— SHORT TASK —
Copy every entry exactly.

— Stored data entries —
· · · · · · ·

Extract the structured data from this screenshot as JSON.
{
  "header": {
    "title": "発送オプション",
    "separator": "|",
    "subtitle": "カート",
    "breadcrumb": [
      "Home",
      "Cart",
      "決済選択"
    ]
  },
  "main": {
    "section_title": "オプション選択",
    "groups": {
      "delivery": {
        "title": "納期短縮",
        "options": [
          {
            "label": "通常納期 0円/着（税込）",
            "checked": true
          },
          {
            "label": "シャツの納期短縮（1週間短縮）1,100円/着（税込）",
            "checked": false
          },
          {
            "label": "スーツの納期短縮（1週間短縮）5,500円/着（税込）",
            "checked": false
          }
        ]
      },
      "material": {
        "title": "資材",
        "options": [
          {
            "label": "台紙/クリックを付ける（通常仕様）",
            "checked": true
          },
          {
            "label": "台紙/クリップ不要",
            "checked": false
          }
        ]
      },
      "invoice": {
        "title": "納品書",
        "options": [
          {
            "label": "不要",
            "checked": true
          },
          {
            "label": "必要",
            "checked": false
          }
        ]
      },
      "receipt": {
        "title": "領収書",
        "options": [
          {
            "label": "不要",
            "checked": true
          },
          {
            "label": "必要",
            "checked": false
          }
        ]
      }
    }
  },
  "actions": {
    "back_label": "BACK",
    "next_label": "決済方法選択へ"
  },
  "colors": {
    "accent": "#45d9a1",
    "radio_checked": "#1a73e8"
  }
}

· · · · · · ·

— FINAL RESULT —
Extract the structured data from this screenshot as JSON.
{
  "header": {
    "title": "発送オプション",
    "separator": "|",
    "subtitle": "カート",
    "breadcrumb": [
      "Home",
      "Cart",
      "決済選択"
    ]
  },
  "main": {
    "section_title": "オプション選択",
    "groups": {
      "delivery": {
        "title": "納期短縮",
        "options": [
          {
            "label": "通常納期 0円/着（税込）",
            "checked": true
          },
          {
            "label": "シャツの納期短縮（1週間短縮）1,100円/着（税込）",
            "checked": false
          },
          {
            "label": "スーツの納期短縮（1週間短縮）5,500円/着（税込）",
            "checked": false
          }
        ]
      },
      "material": {
        "title": "資材",
        "options": [
          {
            "label": "台紙/クリックを付ける（通常仕様）",
            "checked": true
          },
          {
            "label": "台紙/クリップ不要",
            "checked": false
          }
        ]
      },
      "invoice": {
        "title": "納品書",
        "options": [
          {
            "label": "不要",
            "checked": true
          },
          {
            "label": "必要",
            "checked": false
          }
        ]
      },
      "receipt": {
        "title": "領収書",
        "options": [
          {
            "label": "不要",
            "checked": true
          },
          {
            "label": "必要",
            "checked": false
          }
        ]
      }
    }
  },
  "actions": {
    "back_label": "BACK",
    "next_label": "決済方法選択へ"
  },
  "colors": {
    "accent": "#45d9a1",
    "radio_checked": "#1a73e8"
  }
}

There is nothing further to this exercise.